*TASK TO CARRY OUT*
Identify the lines holding "Access" and copy them.

[Start]

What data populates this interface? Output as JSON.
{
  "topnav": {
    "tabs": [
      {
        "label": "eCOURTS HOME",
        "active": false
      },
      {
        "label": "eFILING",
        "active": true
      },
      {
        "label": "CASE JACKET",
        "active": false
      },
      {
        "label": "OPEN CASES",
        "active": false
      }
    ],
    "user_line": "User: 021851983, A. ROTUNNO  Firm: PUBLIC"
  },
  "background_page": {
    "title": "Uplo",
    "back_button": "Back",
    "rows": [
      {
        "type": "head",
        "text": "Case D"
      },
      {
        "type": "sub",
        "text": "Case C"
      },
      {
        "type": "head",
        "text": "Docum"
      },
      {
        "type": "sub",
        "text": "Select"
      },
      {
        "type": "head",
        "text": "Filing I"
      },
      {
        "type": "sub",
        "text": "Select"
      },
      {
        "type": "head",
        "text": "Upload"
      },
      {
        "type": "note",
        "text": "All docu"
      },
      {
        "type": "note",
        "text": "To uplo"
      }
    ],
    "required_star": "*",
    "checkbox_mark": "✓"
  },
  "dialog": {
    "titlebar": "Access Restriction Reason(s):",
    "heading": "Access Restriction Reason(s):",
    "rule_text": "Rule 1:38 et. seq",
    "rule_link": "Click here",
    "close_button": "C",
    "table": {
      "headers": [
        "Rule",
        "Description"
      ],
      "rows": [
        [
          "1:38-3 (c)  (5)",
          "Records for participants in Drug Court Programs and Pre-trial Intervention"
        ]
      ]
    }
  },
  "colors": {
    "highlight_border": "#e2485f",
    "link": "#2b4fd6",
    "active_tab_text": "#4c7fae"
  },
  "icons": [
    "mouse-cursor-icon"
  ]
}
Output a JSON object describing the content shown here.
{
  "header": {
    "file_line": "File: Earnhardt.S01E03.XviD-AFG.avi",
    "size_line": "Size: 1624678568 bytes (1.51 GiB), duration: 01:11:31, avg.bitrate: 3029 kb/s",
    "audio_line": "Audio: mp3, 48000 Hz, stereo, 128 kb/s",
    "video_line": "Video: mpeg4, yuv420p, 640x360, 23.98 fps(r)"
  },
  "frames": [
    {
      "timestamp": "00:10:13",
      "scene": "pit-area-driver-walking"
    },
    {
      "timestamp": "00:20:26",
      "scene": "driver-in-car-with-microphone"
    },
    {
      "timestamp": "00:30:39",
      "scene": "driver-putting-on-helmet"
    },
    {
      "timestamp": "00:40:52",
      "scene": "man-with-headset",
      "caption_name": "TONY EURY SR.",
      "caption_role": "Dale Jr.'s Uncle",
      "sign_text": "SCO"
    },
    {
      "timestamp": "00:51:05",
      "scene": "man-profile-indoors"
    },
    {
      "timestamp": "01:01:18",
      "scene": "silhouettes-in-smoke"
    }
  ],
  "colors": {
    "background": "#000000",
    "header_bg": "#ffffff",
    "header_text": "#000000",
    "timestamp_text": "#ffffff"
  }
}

[End]
[Start]

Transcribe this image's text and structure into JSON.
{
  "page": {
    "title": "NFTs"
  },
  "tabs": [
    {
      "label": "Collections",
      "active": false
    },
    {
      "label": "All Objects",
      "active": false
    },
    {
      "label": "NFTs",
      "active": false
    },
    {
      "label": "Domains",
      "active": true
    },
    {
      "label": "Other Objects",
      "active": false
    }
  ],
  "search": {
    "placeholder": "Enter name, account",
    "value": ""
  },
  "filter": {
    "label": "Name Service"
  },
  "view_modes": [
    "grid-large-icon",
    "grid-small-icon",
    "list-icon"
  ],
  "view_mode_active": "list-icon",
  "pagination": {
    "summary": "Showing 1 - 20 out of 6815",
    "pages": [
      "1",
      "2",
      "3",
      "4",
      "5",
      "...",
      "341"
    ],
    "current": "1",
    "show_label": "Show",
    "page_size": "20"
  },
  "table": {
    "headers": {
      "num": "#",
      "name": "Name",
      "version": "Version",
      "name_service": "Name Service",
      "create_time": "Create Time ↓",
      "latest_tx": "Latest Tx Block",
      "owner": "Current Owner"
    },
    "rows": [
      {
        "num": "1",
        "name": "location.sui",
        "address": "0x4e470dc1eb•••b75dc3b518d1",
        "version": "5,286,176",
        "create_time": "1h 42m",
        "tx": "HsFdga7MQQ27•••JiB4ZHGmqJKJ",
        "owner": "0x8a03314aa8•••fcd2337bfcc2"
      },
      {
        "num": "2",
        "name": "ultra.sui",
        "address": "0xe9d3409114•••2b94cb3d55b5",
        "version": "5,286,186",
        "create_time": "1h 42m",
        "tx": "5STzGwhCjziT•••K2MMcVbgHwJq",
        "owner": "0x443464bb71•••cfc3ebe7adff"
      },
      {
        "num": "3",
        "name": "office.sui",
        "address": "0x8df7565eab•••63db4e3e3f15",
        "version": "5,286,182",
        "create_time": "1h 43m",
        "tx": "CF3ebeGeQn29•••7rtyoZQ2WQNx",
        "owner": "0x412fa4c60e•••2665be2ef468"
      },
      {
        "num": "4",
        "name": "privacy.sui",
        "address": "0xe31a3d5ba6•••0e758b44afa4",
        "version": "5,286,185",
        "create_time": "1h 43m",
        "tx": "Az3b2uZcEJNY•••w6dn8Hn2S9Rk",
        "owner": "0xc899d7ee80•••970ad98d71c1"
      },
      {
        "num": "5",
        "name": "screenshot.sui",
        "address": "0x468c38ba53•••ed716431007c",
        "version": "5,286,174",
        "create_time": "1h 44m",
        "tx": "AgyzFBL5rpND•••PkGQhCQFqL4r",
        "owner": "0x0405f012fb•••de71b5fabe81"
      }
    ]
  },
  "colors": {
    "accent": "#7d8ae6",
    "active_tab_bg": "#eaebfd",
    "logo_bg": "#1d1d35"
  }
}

[End]

*EXERCISE OUTPUT*
    "titlebar": "Access Restriction Reason(s):",
    "heading": "Access Restriction Reason(s):",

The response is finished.